* **À faire**: Poursuivez le texte sur la phagothérapie à partir de sa dernière phrase.

* **Extrait choisi**:
══════════

La phagothérapie apparaît donc comme une solution à ce fléau. Cette technique consiste à utiliser des virus, appelés phages ou bactériophages, qui sont naturellement présents dans l’environnement et détruisent de façon ciblée les bactéries pathogènes sans avoir d’effets délétères sur les cellules humaines. "Le concept est simple : l'ennemi de mon ennemi est mon ami", résume au média National Géographic le Dr Musila, scientifique en chef du Département des maladies infectieuses émergentes de l’institut de recherche du Kenya.
Les scientifiques de l’Institut Pasteur, de l’Inserm, de l’AP-HP et de l’Université Paris Cité ont développé un nouvel outil qui permettrait de choisir les virus bactériophages les plus adaptés pour un patient donné. Ce modèle, reposant sur IA, a été publié dans la revue Nature Microbiology du 31 octobre 2024.

══════════

* **Contenu des données**:
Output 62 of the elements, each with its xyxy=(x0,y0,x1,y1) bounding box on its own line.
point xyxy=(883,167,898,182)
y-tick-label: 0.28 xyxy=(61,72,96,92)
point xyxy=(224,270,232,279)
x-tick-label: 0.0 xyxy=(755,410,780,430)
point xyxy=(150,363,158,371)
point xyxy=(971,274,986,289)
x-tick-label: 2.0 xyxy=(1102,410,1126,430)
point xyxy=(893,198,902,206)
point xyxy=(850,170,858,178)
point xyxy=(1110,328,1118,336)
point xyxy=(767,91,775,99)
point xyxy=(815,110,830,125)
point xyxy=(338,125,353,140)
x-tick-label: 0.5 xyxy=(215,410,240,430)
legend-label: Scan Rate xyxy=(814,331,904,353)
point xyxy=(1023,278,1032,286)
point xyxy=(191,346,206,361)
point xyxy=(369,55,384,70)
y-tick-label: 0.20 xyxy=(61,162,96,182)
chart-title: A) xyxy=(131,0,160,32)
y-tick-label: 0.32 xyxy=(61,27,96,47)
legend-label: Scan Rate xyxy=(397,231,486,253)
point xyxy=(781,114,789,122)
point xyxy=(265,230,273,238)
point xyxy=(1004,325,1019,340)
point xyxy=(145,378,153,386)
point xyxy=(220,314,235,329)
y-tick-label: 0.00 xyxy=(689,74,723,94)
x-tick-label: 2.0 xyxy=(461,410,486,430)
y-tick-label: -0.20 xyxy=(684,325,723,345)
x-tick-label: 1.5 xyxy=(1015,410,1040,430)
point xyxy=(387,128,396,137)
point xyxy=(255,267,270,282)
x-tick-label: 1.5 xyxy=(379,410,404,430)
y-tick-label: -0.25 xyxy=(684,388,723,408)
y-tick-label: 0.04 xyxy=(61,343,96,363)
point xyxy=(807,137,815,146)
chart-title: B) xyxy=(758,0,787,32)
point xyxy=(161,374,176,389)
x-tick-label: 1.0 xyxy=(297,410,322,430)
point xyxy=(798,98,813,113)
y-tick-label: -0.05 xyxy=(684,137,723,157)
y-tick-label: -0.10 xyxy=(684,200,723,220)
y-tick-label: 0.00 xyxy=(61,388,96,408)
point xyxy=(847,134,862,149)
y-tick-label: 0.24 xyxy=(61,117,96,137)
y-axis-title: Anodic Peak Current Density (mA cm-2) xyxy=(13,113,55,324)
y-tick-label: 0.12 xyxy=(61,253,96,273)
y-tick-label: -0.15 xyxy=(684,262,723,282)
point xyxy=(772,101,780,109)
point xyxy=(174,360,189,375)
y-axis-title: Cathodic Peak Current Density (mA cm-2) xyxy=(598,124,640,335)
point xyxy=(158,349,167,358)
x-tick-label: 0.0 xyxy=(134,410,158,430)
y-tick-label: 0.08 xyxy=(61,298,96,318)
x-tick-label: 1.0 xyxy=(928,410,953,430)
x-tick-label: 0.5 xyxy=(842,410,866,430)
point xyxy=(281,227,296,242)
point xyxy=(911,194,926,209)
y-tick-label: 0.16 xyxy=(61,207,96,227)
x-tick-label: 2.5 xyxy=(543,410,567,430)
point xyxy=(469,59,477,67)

══════════

* **Réponse**:
Une base de données à la recherche d’un phage spécifique
Pour trouver au mieux la combinaison la plus adaptée, les scientifiques français ont créé une base de données avec 403 souches de bactéries Escherichia coli et 96 bactériophages. L’objectif : évaluer l’interaction entre les phages et les bactéries. "Nous avons mis en contact les phages avec les bactéries en culture et observé quelles bactéries étaient tuées. Nous avons étudié 350 000 interactions et réussi à identifier, au niveau du génome des bactéries, les caractéristiques susceptibles de prédire l’efficacité des phages", souligne dans un communiqué le Dr Aude Bernheim, principale autrice de l’étude et responsable du laboratoire Diversité moléculaire des microbes à l’Institut Pasteur.
Ils ont découvert que les récepteurs à la surface des bactéries déterminent en premier lieu la capacité des bactériophages à pouvoir ou non infecter les micro-organismes pathogènes. "Ce qui présage de leur efficacité", précise Florian Tesson, co-premier auteur de l’article et doctorant dans les laboratoires Diversité moléculaire des microbes à l’Institut Pasteur et IAME à l’Université Paris Cité-Inserm.
Analyser les agents pathogènes pour mieux les cibler
Les scientifiques ont ensuite utilisé les informations récoltées ainsi qu’un programme d’intelligence artificielle afin d’évaluer quel est le virus le plus efficace. Pour déterminer cela, l’IA s'appuie sur l’analyse du génome des agents pathogènes, et plus particulièrement des régions impliquées dans le codage des récepteurs membranaires de la bactérie. Ces derniers sont, en effet, les “portes d’entrée” des phages.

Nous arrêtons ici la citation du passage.